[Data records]
━━━━━━━━━━━━━━━━

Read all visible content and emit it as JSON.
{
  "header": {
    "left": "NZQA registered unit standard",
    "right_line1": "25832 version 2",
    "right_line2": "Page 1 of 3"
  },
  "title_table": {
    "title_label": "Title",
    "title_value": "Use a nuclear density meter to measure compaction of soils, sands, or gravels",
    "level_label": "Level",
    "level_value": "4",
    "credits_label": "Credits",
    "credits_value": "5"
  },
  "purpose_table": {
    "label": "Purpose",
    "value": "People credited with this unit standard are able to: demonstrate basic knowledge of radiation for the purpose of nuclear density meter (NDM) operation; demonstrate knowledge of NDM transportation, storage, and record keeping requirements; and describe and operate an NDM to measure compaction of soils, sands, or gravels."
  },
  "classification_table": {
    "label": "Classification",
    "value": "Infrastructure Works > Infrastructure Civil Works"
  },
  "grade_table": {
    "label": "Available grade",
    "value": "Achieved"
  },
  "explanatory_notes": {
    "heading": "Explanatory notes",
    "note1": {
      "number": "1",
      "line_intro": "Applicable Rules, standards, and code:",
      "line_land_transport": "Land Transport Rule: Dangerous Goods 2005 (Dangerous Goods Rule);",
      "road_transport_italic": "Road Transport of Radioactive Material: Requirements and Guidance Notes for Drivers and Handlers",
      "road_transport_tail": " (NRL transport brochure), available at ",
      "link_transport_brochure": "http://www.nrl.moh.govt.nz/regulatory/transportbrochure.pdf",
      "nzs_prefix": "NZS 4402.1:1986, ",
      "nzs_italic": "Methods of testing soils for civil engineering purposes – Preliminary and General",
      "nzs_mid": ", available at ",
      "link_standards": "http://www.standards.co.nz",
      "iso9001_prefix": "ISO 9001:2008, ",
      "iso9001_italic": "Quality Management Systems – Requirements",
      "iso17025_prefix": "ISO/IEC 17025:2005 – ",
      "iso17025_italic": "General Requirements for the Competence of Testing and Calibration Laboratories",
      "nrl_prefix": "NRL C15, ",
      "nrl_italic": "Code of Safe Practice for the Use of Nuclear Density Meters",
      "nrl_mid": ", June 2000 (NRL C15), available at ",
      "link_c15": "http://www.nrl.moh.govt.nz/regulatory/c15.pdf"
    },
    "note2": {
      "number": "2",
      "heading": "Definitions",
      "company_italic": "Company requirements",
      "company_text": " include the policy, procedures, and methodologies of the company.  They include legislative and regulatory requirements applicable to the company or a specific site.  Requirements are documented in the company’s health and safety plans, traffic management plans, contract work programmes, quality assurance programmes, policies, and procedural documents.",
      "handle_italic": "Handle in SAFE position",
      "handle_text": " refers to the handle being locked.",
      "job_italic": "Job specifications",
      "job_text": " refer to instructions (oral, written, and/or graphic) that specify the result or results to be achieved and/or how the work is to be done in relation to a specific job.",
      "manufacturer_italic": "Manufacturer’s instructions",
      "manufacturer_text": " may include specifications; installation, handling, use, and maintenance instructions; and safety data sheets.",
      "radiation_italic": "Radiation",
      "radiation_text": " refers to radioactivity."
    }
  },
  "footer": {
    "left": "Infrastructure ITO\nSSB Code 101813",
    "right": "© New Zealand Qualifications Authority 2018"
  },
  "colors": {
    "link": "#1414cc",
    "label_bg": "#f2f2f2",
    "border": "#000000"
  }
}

━━━━━━━━━━━━━━━━

◆ **Requirements**
Reproduce the full listing above, character for character.

◆ **Correct answer**
Read all visible content and emit it as JSON.
{
  "header": {
    "left": "NZQA registered unit standard",
    "right_line1": "25832 version 2",
    "right_line2": "Page 1 of 3"
  },
  "title_table": {
    "title_label": "Title",
    "title_value": "Use a nuclear density meter to measure compaction of soils, sands, or gravels",
    "level_label": "Level",
    "level_value": "4",
    "credits_label": "Credits",
    "credits_value": "5"
  },
  "purpose_table": {
    "label": "Purpose",
    "value": "People credited with this unit standard are able to: demonstrate basic knowledge of radiation for the purpose of nuclear density meter (NDM) operation; demonstrate knowledge of NDM transportation, storage, and record keeping requirements; and describe and operate an NDM to measure compaction of soils, sands, or gravels."
  },
  "classification_table": {
    "label": "Classification",
    "value": "Infrastructure Works > Infrastructure Civil Works"
  },
  "grade_table": {
    "label": "Available grade",
    "value": "Achieved"
  },
  "explanatory_notes": {
    "heading": "Explanatory notes",
    "note1": {
      "number": "1",
      "line_intro": "Applicable Rules, standards, and code:",
      "line_land_transport": "Land Transport Rule: Dangerous Goods 2005 (Dangerous Goods Rule);",
      "road_transport_italic": "Road Transport of Radioactive Material: Requirements and Guidance Notes for Drivers and Handlers",
      "road_transport_tail": " (NRL transport brochure), available at ",
      "link_transport_brochure": "http://www.nrl.moh.govt.nz/regulatory/transportbrochure.pdf",
      "nzs_prefix": "NZS 4402.1:1986, ",
      "nzs_italic": "Methods of testing soils for civil engineering purposes – Preliminary and General",
      "nzs_mid": ", available at ",
      "link_standards": "http://www.standards.co.nz",
      "iso9001_prefix": "ISO 9001:2008, ",
      "iso9001_italic": "Quality Management Systems – Requirements",
      "iso17025_prefix": "ISO/IEC 17025:2005 – ",
      "iso17025_italic": "General Requirements for the Competence of Testing and Calibration Laboratories",
      "nrl_prefix": "NRL C15, ",
      "nrl_italic": "Code of Safe Practice for the Use of Nuclear Density Meters",
      "nrl_mid": ", June 2000 (NRL C15), available at ",
      "link_c15": "http://www.nrl.moh.govt.nz/regulatory/c15.pdf"
    },
    "note2": {
      "number": "2",
      "heading": "Definitions",
      "company_italic": "Company requirements",
      "company_text": " include the policy, procedures, and methodologies of the company.  They include legislative and regulatory requirements applicable to the company or a specific site.  Requirements are documented in the company’s health and safety plans, traffic management plans, contract work programmes, quality assurance programmes, policies, and procedural documents.",
      "handle_italic": "Handle in SAFE position",
      "handle_text": " refers to the handle being locked.",
      "job_italic": "Job specifications",
      "job_text": " refer to instructions (oral, written, and/or graphic) that specify the result or results to be achieved and/or how the work is to be done in relation to a specific job.",
      "manufacturer_italic": "Manufacturer’s instructions",
      "manufacturer_text": " may include specifications; installation, handling, use, and maintenance instructions; and safety data sheets.",
      "radiation_italic": "Radiation",
      "radiation_text": " refers to radioactivity."
    }
  },
  "footer": {
    "left": "Infrastructure ITO\nSSB Code 101813",
    "right": "© New Zealand Qualifications Authority 2018"
  },
  "colors": {
    "link": "#1414cc",
    "label_bg": "#f2f2f2",
    "border": "#000000"
  }
}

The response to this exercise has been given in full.